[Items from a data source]
________
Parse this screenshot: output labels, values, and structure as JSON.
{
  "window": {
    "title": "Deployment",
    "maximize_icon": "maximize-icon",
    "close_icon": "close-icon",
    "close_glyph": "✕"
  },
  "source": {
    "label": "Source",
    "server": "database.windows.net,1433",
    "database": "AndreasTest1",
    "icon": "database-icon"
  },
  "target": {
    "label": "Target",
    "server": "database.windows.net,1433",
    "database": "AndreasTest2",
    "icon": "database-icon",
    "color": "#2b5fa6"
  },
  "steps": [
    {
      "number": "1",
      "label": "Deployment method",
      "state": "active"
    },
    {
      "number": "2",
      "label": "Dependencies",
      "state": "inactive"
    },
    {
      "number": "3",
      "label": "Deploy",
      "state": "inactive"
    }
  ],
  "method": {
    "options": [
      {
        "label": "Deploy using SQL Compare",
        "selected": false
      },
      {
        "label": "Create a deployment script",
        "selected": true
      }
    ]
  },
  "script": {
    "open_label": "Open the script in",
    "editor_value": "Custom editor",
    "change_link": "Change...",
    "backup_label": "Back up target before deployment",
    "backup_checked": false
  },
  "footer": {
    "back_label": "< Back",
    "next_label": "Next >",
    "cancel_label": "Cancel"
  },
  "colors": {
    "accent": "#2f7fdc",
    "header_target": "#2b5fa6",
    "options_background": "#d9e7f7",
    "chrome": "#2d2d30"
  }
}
________
• [What is required] Check every line of the data, and copy the ones that contain "script".

• [The solution]
        "label": "Create a deployment script",
  "script": {
    "open_label": "Open the script in",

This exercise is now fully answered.